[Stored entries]
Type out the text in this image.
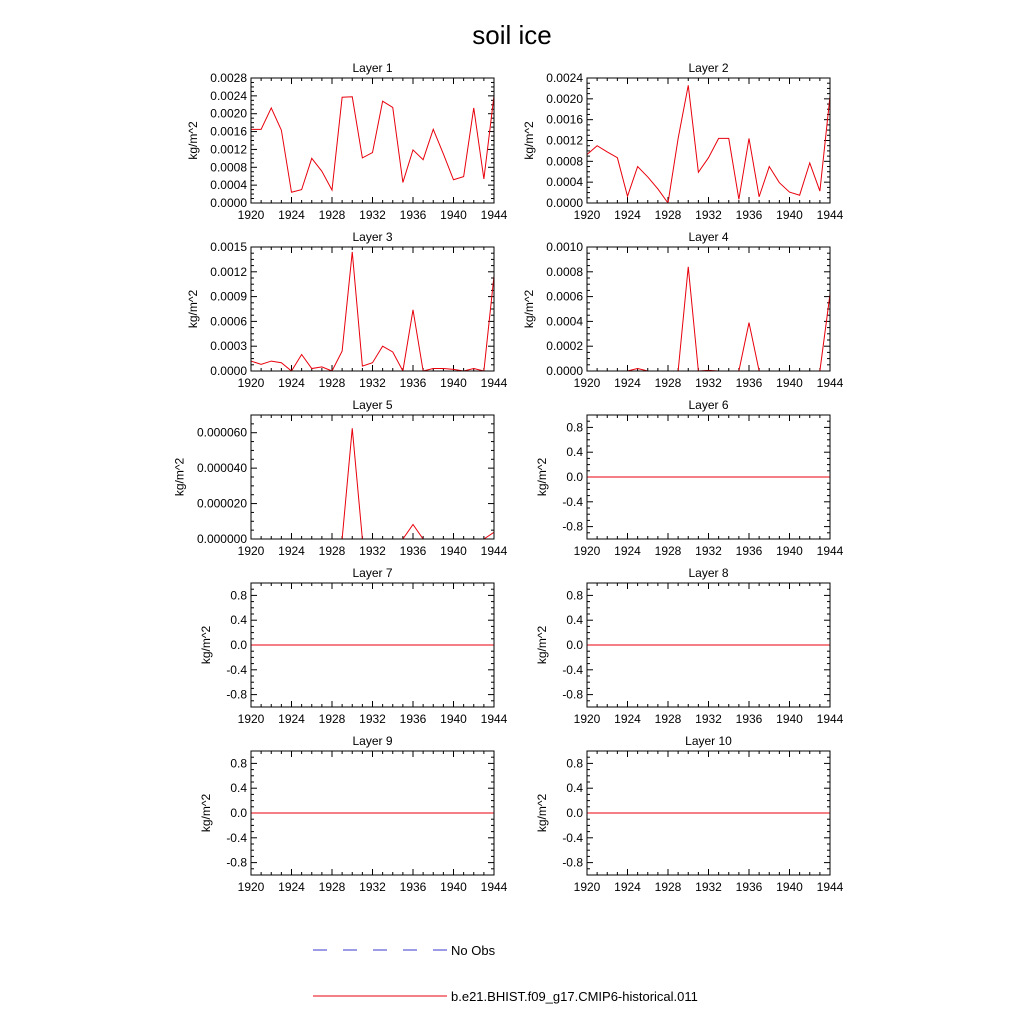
soil ice
Layer 1
1920 1924 1928 1932 1936 1940 1944
0.0000
0.0004
0.0008
0.0012
0.0016
0.0020
0.0024
0.0028
kg/m^2
Layer 2
1920 1924 1928 1932 1936 1940 1944
0.0000
0.0004
0.0008
0.0012
0.0016
0.0020
0.0024
kg/m^2
Layer 3
1920 1924 1928 1932 1936 1940 1944
0.0000
0.0003
0.0006
0.0009
0.0012
0.0015
kg/m^2
Layer 4
1920 1924 1928 1932 1936 1940 1944
0.0000
0.0002
0.0004
0.0006
0.0008
0.0010
kg/m^2
Layer 5
1920 1924 1928 1932 1936 1940 1944
0.000000
0.000020
0.000040
0.000060
kg/m^2
Layer 6
1920 1924 1928 1932 1936 1940 1944
-0.8
-0.4
0.0
0.4
0.8
kg/m^2
Layer 7
1920 1924 1928 1932 1936 1940 1944
-0.8
-0.4
0.0
0.4
0.8
kg/m^2
Layer 8
1920 1924 1928 1932 1936 1940 1944
-0.8
-0.4
0.0
0.4
0.8
kg/m^2
Layer 9
1920 1924 1928 1932 1936 1940 1944
-0.8
-0.4
0.0
0.4
0.8
kg/m^2
Layer 10
1920 1924 1928 1932 1936 1940 1944
-0.8
-0.4
0.0
0.4
0.8
kg/m^2
No Obs
b.e21.BHIST.f09_g17.CMIP6-historical.011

**To do**
Repeat the records above exactly, leaving out the pictures.

**Reply**
Type out the text in this image.
soil ice
Layer 1
1920 1924 1928 1932 1936 1940 1944
0.0000
0.0004
0.0008
0.0012
0.0016
0.0020
0.0024
0.0028
kg/m^2
Layer 2
1920 1924 1928 1932 1936 1940 1944
0.0000
0.0004
0.0008
0.0012
0.0016
0.0020
0.0024
kg/m^2
Layer 3
1920 1924 1928 1932 1936 1940 1944
0.0000
0.0003
0.0006
0.0009
0.0012
0.0015
kg/m^2
Layer 4
1920 1924 1928 1932 1936 1940 1944
0.0000
0.0002
0.0004
0.0006
0.0008
0.0010
kg/m^2
Layer 5
1920 1924 1928 1932 1936 1940 1944
0.000000
0.000020
0.000040
0.000060
kg/m^2
Layer 6
1920 1924 1928 1932 1936 1940 1944
-0.8
-0.4
0.0
0.4
0.8
kg/m^2
Layer 7
1920 1924 1928 1932 1936 1940 1944
-0.8
-0.4
0.0
0.4
0.8
kg/m^2
Layer 8
1920 1924 1928 1932 1936 1940 1944
-0.8
-0.4
0.0
0.4
0.8
kg/m^2
Layer 9
1920 1924 1928 1932 1936 1940 1944
-0.8
-0.4
0.0
0.4
0.8
kg/m^2
Layer 10
1920 1924 1928 1932 1936 1940 1944
-0.8
-0.4
0.0
0.4
0.8
kg/m^2
No Obs
b.e21.BHIST.f09_g17.CMIP6-historical.011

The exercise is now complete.